> **The request**: Write out each line of the material again, word for word.

[Dataset entries]
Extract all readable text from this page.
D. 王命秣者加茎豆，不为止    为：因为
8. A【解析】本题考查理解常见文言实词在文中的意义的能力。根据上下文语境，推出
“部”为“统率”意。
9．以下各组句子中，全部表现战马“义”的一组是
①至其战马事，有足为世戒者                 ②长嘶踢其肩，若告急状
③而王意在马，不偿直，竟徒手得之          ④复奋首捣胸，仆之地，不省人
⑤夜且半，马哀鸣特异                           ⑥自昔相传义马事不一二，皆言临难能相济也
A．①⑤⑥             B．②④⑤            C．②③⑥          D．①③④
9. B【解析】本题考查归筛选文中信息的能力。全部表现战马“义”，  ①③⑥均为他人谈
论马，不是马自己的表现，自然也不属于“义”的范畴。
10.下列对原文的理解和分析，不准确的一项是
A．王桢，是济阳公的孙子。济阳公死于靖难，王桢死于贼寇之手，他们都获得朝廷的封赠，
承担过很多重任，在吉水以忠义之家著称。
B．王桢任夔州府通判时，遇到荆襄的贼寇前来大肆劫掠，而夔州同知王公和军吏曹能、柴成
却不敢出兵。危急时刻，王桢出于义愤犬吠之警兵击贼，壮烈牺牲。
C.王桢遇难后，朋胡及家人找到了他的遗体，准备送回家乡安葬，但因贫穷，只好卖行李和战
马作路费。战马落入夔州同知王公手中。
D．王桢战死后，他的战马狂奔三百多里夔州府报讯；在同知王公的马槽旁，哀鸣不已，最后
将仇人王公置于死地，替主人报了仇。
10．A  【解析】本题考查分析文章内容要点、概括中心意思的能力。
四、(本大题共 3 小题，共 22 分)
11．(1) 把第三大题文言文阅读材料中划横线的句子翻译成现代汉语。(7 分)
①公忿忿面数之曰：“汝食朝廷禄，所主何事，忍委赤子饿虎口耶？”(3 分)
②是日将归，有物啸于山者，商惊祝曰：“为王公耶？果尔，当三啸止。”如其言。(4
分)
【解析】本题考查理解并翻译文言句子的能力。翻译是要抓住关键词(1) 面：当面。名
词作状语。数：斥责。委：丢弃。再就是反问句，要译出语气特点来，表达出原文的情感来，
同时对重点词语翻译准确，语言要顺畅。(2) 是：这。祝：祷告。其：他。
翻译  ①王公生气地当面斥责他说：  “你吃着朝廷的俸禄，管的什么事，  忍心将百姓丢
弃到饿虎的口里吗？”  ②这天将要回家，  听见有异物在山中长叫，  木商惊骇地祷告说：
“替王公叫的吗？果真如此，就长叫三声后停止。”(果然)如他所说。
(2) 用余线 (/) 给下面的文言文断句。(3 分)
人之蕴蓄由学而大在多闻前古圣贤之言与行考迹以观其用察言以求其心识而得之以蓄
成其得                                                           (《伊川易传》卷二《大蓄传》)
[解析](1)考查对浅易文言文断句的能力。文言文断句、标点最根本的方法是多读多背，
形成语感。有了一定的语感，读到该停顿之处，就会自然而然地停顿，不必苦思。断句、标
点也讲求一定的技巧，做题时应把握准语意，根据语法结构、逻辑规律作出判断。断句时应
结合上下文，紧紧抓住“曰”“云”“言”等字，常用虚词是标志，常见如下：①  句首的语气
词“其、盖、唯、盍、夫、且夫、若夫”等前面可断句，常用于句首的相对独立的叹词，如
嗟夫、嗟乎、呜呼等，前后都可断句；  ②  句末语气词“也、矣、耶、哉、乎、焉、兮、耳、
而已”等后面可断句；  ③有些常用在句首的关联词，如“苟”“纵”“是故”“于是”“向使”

> **Answer to this problem**:
Extract all readable text from this page.
D. 王命秣者加茎豆，不为止    为：因为
8. A【解析】本题考查理解常见文言实词在文中的意义的能力。根据上下文语境，推出
“部”为“统率”意。
9．以下各组句子中，全部表现战马“义”的一组是
①至其战马事，有足为世戒者                 ②长嘶踢其肩，若告急状
③而王意在马，不偿直，竟徒手得之          ④复奋首捣胸，仆之地，不省人
⑤夜且半，马哀鸣特异                           ⑥自昔相传义马事不一二，皆言临难能相济也
A．①⑤⑥             B．②④⑤            C．②③⑥          D．①③④
9. B【解析】本题考查归筛选文中信息的能力。全部表现战马“义”，  ①③⑥均为他人谈
论马，不是马自己的表现，自然也不属于“义”的范畴。
10.下列对原文的理解和分析，不准确的一项是
A．王桢，是济阳公的孙子。济阳公死于靖难，王桢死于贼寇之手，他们都获得朝廷的封赠，
承担过很多重任，在吉水以忠义之家著称。
B．王桢任夔州府通判时，遇到荆襄的贼寇前来大肆劫掠，而夔州同知王公和军吏曹能、柴成
却不敢出兵。危急时刻，王桢出于义愤犬吠之警兵击贼，壮烈牺牲。
C.王桢遇难后，朋胡及家人找到了他的遗体，准备送回家乡安葬，但因贫穷，只好卖行李和战
马作路费。战马落入夔州同知王公手中。
D．王桢战死后，他的战马狂奔三百多里夔州府报讯；在同知王公的马槽旁，哀鸣不已，最后
将仇人王公置于死地，替主人报了仇。
10．A  【解析】本题考查分析文章内容要点、概括中心意思的能力。
四、(本大题共 3 小题，共 22 分)
11．(1) 把第三大题文言文阅读材料中划横线的句子翻译成现代汉语。(7 分)
①公忿忿面数之曰：“汝食朝廷禄，所主何事，忍委赤子饿虎口耶？”(3 分)
②是日将归，有物啸于山者，商惊祝曰：“为王公耶？果尔，当三啸止。”如其言。(4
分)
【解析】本题考查理解并翻译文言句子的能力。翻译是要抓住关键词(1) 面：当面。名
词作状语。数：斥责。委：丢弃。再就是反问句，要译出语气特点来，表达出原文的情感来，
同时对重点词语翻译准确，语言要顺畅。(2) 是：这。祝：祷告。其：他。
翻译  ①王公生气地当面斥责他说：  “你吃着朝廷的俸禄，管的什么事，  忍心将百姓丢
弃到饿虎的口里吗？”  ②这天将要回家，  听见有异物在山中长叫，  木商惊骇地祷告说：
“替王公叫的吗？果真如此，就长叫三声后停止。”(果然)如他所说。
(2) 用余线 (/) 给下面的文言文断句。(3 分)
人之蕴蓄由学而大在多闻前古圣贤之言与行考迹以观其用察言以求其心识而得之以蓄
成其得                                                           (《伊川易传》卷二《大蓄传》)
[解析](1)考查对浅易文言文断句的能力。文言文断句、标点最根本的方法是多读多背，
形成语感。有了一定的语感，读到该停顿之处，就会自然而然地停顿，不必苦思。断句、标
点也讲求一定的技巧，做题时应把握准语意，根据语法结构、逻辑规律作出判断。断句时应
结合上下文，紧紧抓住“曰”“云”“言”等字，常用虚词是标志，常见如下：①  句首的语气
词“其、盖、唯、盍、夫、且夫、若夫”等前面可断句，常用于句首的相对独立的叹词，如
嗟夫、嗟乎、呜呼等，前后都可断句；  ②  句末语气词“也、矣、耶、哉、乎、焉、兮、耳、
而已”等后面可断句；  ③有些常用在句首的关联词，如“苟”“纵”“是故”“于是”“向使”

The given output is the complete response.